_GIVEN PROBLEM_
Render the stretch from the line containing "extract all elements" through the line containing "forum-name: 南昌工程学… bbox=[41, 500, 221, 535]" as a two-column CSV with the headers input and output. Give one row for each input paired with its output, put each field in double quotes with line breaks turned into spaces, and leave the pictures out.

_DATA IN THIS EXERCISE_
········
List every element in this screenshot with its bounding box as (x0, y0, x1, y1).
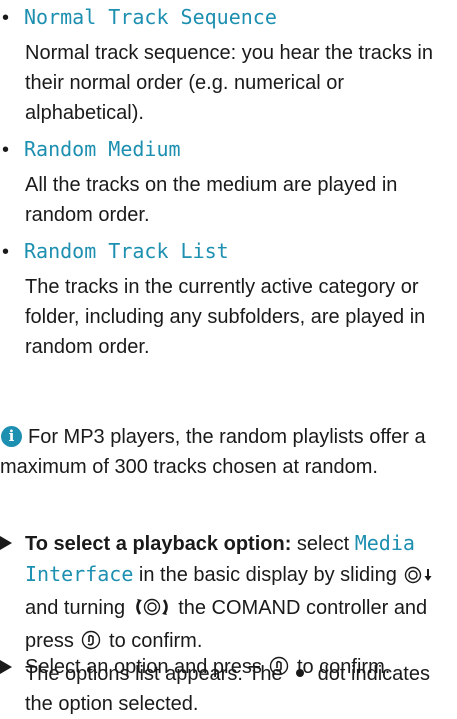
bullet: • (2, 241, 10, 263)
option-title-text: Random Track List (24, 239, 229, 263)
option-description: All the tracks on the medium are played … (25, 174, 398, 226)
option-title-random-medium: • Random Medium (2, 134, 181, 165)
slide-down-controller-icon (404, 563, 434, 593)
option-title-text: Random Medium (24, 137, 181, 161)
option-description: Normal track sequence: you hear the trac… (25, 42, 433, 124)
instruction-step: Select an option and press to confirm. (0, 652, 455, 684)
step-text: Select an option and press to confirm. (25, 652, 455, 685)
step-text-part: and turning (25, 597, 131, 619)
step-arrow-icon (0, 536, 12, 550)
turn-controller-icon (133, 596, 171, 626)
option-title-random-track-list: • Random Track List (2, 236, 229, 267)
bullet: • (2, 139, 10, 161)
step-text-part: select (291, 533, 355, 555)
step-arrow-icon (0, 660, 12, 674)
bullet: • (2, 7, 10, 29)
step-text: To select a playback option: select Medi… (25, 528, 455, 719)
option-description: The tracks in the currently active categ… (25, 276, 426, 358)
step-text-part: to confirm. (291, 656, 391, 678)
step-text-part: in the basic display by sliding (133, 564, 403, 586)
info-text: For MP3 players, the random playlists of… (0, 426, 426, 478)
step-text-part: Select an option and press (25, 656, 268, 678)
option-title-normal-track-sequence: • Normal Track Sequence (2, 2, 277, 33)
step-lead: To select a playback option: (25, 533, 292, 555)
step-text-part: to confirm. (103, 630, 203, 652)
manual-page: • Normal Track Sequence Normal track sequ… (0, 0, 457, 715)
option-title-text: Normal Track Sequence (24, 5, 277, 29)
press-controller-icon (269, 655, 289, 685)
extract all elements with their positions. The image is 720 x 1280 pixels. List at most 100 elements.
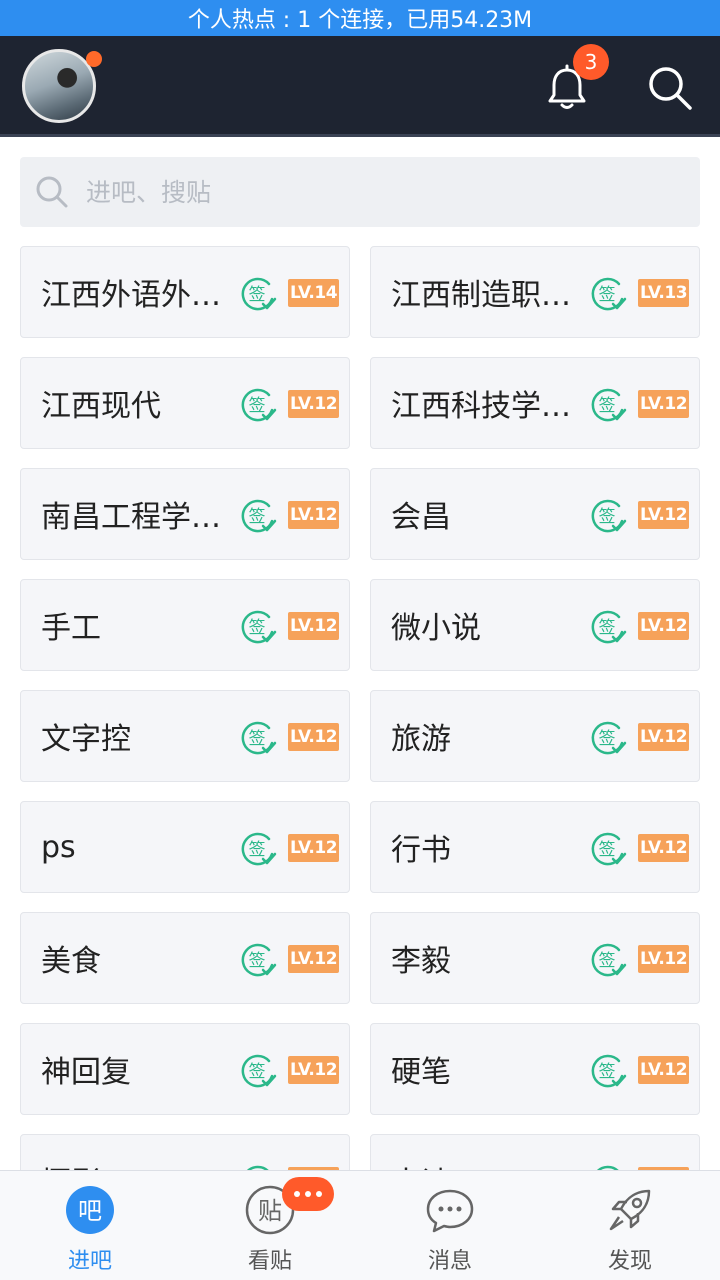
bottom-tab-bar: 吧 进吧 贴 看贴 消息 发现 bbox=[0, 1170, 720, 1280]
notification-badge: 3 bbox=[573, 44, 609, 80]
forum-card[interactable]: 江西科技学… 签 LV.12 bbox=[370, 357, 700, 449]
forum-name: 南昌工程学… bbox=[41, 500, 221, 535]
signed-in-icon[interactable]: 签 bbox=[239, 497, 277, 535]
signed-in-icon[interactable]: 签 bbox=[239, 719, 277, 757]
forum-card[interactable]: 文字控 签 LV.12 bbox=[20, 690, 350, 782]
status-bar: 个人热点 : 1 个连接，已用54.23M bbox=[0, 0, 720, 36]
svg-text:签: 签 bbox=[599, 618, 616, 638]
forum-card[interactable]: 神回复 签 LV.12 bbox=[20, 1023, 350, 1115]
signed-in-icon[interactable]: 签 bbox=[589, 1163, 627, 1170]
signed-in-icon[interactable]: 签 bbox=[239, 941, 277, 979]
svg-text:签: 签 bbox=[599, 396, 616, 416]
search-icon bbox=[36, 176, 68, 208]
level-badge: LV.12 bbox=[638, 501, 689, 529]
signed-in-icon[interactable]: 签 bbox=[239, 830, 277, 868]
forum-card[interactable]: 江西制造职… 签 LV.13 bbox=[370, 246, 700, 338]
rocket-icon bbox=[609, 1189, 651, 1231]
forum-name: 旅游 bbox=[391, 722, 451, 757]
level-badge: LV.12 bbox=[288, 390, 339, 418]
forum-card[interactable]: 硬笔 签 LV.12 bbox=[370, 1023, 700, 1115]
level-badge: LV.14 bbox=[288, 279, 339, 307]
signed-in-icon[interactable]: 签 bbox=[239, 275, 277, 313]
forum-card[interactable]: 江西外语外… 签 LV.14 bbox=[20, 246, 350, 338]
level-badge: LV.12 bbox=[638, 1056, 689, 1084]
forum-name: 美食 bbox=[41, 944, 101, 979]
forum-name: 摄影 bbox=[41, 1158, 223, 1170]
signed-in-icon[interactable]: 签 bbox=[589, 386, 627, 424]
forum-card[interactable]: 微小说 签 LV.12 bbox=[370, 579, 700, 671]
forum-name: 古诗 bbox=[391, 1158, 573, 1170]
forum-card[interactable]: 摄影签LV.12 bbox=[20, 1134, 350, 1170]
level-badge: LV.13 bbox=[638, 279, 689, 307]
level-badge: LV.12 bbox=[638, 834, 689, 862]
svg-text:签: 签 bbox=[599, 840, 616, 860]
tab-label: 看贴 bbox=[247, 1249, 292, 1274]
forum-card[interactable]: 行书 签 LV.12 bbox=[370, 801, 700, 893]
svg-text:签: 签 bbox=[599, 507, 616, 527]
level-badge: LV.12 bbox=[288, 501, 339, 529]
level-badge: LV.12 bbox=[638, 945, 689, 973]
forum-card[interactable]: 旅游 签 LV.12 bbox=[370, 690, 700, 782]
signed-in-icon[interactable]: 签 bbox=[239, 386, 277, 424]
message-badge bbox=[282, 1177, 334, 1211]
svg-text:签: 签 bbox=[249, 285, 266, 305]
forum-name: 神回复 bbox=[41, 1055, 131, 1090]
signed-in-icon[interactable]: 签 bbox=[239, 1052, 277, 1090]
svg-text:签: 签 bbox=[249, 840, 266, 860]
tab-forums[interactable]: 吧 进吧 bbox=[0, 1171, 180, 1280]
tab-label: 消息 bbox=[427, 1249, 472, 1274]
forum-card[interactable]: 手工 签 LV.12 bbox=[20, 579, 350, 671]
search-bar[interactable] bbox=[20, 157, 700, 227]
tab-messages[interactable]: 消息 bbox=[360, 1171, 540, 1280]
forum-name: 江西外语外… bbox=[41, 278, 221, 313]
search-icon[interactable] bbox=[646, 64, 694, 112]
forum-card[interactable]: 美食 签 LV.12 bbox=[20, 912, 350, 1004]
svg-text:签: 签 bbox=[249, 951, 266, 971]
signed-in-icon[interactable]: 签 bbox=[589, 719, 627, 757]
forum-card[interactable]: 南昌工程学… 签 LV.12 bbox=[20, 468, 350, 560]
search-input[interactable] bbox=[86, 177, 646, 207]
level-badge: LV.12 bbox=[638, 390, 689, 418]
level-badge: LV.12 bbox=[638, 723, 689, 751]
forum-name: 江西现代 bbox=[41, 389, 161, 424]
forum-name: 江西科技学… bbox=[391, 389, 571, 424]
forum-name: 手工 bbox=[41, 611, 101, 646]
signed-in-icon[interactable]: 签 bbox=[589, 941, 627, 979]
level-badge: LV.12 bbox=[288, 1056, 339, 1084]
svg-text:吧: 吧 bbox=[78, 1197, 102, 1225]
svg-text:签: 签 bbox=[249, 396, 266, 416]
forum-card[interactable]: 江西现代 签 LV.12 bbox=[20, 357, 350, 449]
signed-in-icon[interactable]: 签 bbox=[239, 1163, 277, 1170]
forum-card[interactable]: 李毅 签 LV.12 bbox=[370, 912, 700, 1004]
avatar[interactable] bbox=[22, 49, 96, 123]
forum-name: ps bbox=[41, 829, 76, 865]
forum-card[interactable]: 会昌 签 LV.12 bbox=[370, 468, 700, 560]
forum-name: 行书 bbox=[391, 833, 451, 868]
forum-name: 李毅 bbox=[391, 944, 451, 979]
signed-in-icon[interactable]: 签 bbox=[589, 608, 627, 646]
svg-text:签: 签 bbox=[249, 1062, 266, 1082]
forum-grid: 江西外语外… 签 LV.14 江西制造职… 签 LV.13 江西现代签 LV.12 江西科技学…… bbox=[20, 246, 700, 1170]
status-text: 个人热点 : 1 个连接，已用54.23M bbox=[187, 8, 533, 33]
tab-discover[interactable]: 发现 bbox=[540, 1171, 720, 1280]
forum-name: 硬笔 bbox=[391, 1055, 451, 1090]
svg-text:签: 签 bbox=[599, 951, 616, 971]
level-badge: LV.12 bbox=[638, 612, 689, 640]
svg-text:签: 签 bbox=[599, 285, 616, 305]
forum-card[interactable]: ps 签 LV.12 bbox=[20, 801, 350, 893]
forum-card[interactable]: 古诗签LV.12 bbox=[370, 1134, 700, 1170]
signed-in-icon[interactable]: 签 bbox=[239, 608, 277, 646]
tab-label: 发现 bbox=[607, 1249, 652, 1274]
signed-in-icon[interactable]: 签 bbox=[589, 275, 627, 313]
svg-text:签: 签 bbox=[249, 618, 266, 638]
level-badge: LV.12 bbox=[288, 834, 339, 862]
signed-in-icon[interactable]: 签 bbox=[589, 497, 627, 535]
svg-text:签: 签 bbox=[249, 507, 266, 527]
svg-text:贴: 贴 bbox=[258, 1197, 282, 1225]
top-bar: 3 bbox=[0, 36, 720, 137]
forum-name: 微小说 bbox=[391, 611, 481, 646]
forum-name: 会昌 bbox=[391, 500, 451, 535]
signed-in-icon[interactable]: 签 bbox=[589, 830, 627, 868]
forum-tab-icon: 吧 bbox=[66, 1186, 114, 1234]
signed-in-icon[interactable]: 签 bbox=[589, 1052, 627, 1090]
········
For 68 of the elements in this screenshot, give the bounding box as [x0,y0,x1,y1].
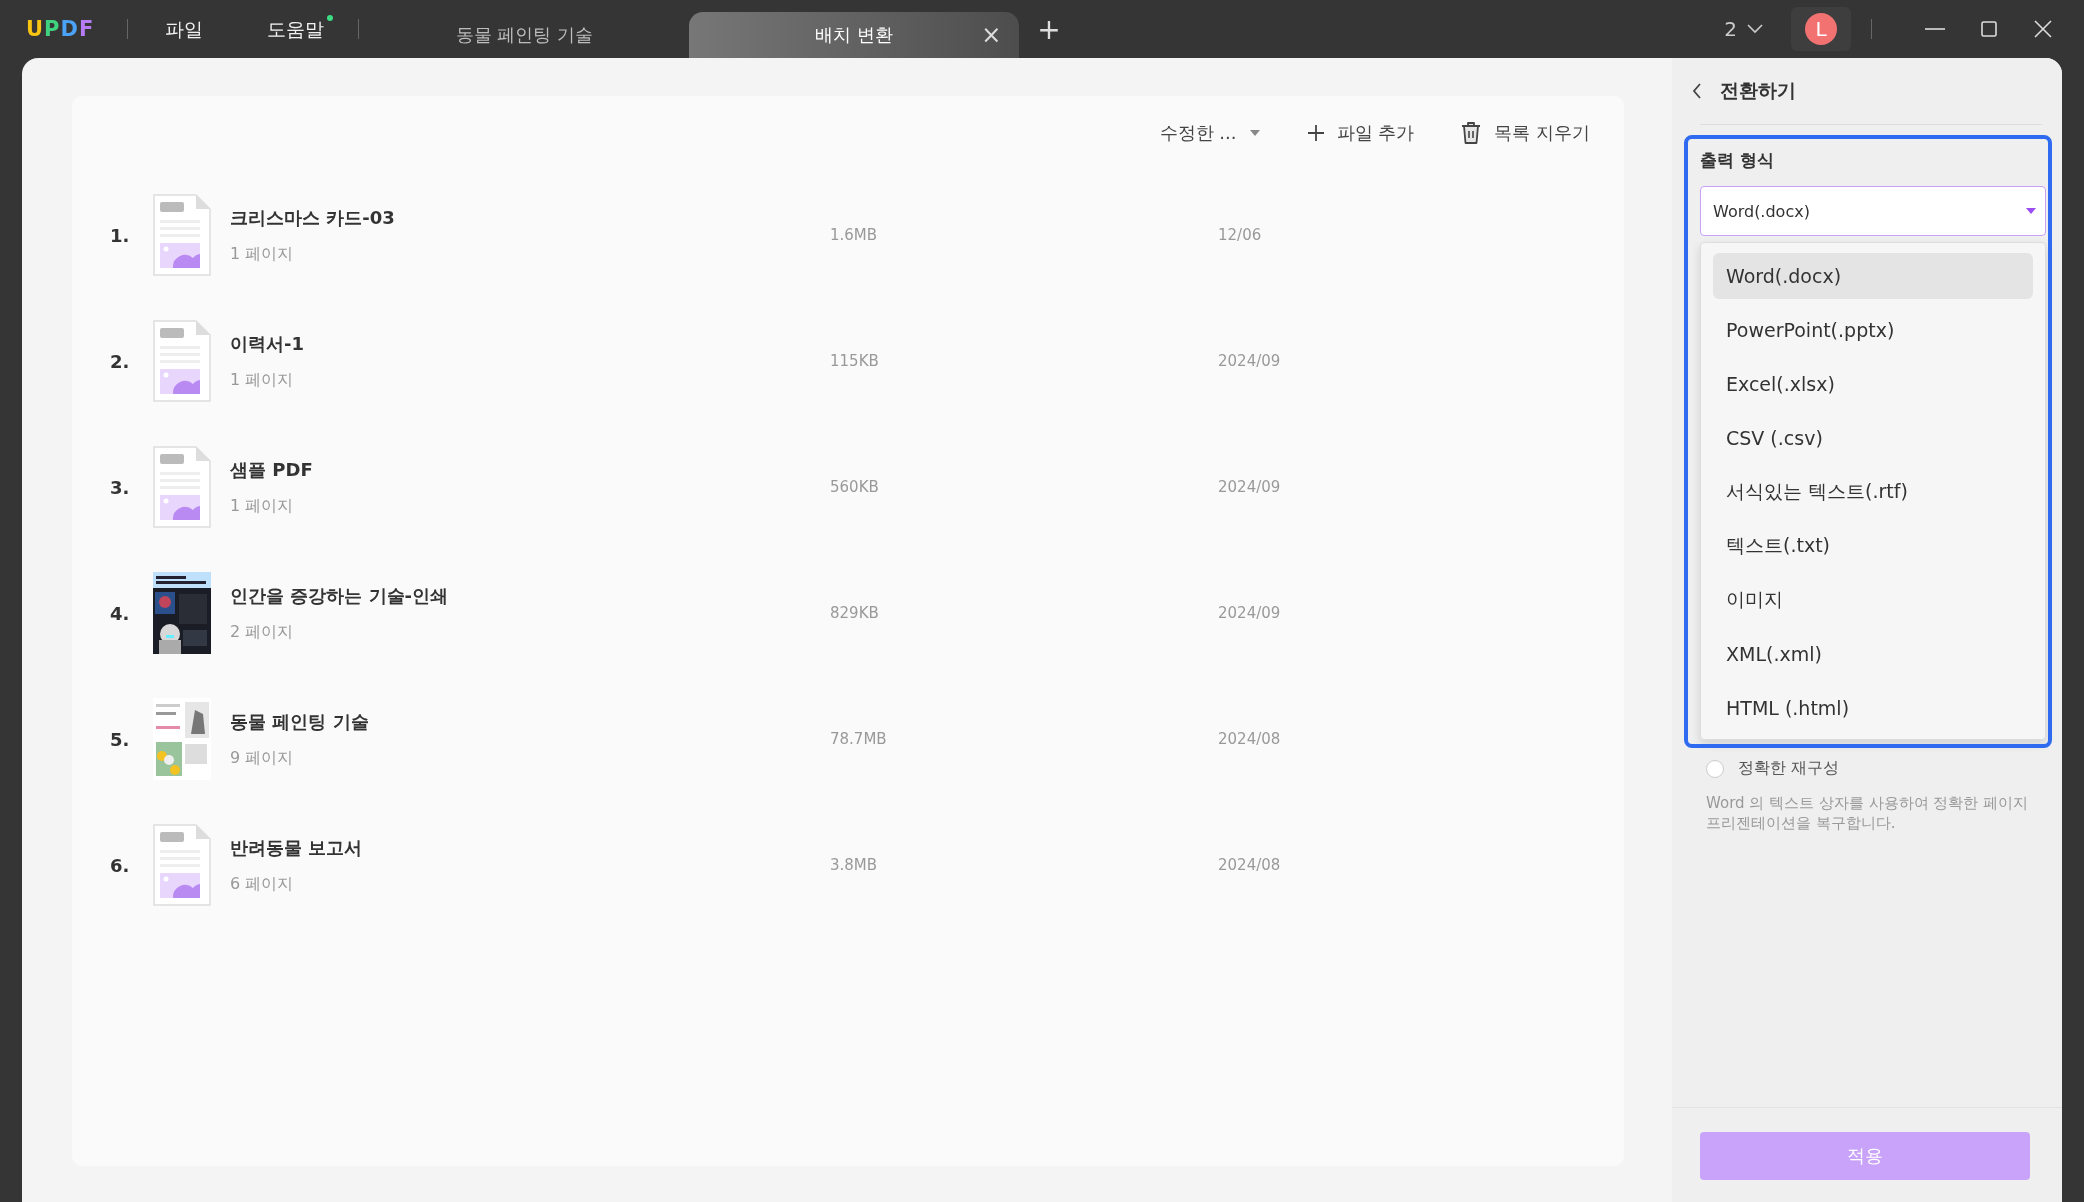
········
_SOLUTION_
input,output
"extract all elements with their positions. The image is 720 x 1280 pixels. List at most 100 elements.","bottom-tab-bar: 吧 进吧 贴 看贴 消息 发现 bbox=[0, 1170, 720, 1280] notification-badge: 3 bbox=[573, 44, 609, 80] forum-card[interactable]: 江西科技学… 签 LV.12 bbox=[370, 357, 700, 449] forum-name: 南昌工程学… bbox=[41, 500, 221, 535]"